Given exercise:
Pictures in the records should not be copied, but every other part must be repeated exactly.

Records to use:

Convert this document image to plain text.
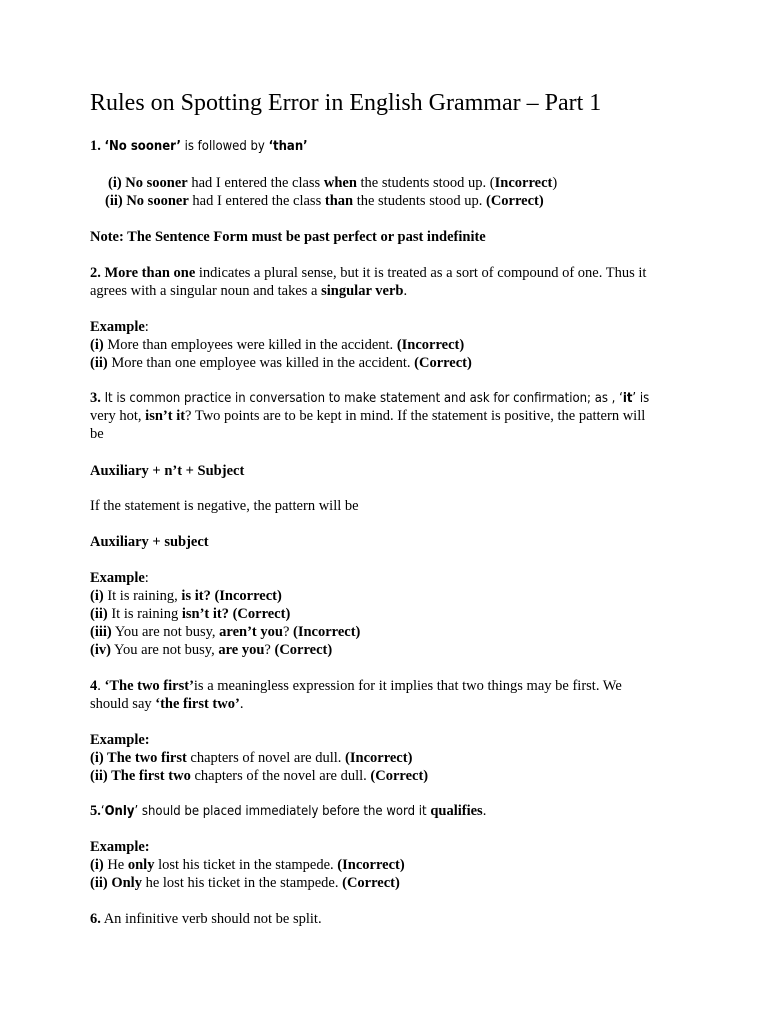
Rules on Spotting Error in English Grammar – Part 1

1. ‘No sooner’ is followed by ‘than’

(i) No sooner had I entered the class when the students stood up. (Incorrect)

(ii) No sooner had I entered the class than the students stood up. (Correct)

Note: The Sentence Form must be past perfect or past indefinite

2. More than one indicates a plural sense, but it is treated as a sort of compound of one. Thus it

agrees with a singular noun and takes a singular verb.

Example:

(i) More than employees were killed in the accident. (Incorrect)

(ii) More than one employee was killed in the accident. (Correct)

3. It is common practice in conversation to make statement and ask for confirmation; as , ‘it’ is

very hot, isn’t it? Two points are to be kept in mind. If the statement is positive, the pattern will

be

Auxiliary + n’t + Subject

If the statement is negative, the pattern will be

Auxiliary + subject

Example:

(i) It is raining, is it? (Incorrect)

(ii) It is raining isn’t it? (Correct)

(iii) You are not busy, aren’t you? (Incorrect)

(iv) You are not busy, are you? (Correct)

4. ‘The two first’is a meaningless expression for it implies that two things may be first. We

should say ‘the first two’.

Example:

(i) The two first chapters of novel are dull. (Incorrect)

(ii) The first two chapters of the novel are dull. (Correct)

5.‘Only’ should be placed immediately before the word it qualifies.

Example:

(i) He only lost his ticket in the stampede. (Incorrect)

(ii) Only he lost his ticket in the stampede. (Correct)

6. An infinitive verb should not be split.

Answer below:
Convert this document image to plain text.
Rules on Spotting Error in English Grammar – Part 1

1. ‘No sooner’ is followed by ‘than’

(i) No sooner had I entered the class when the students stood up. (Incorrect)

(ii) No sooner had I entered the class than the students stood up. (Correct)

Note: The Sentence Form must be past perfect or past indefinite

2. More than one indicates a plural sense, but it is treated as a sort of compound of one. Thus it

agrees with a singular noun and takes a singular verb.

Example:

(i) More than employees were killed in the accident. (Incorrect)

(ii) More than one employee was killed in the accident. (Correct)

3. It is common practice in conversation to make statement and ask for confirmation; as , ‘it’ is

very hot, isn’t it? Two points are to be kept in mind. If the statement is positive, the pattern will

be

Auxiliary + n’t + Subject

If the statement is negative, the pattern will be

Auxiliary + subject

Example:

(i) It is raining, is it? (Incorrect)

(ii) It is raining isn’t it? (Correct)

(iii) You are not busy, aren’t you? (Incorrect)

(iv) You are not busy, are you? (Correct)

4. ‘The two first’is a meaningless expression for it implies that two things may be first. We

should say ‘the first two’.

Example:

(i) The two first chapters of novel are dull. (Incorrect)

(ii) The first two chapters of the novel are dull. (Correct)

5.‘Only’ should be placed immediately before the word it qualifies.

Example:

(i) He only lost his ticket in the stampede. (Incorrect)

(ii) Only he lost his ticket in the stampede. (Correct)

6. An infinitive verb should not be split.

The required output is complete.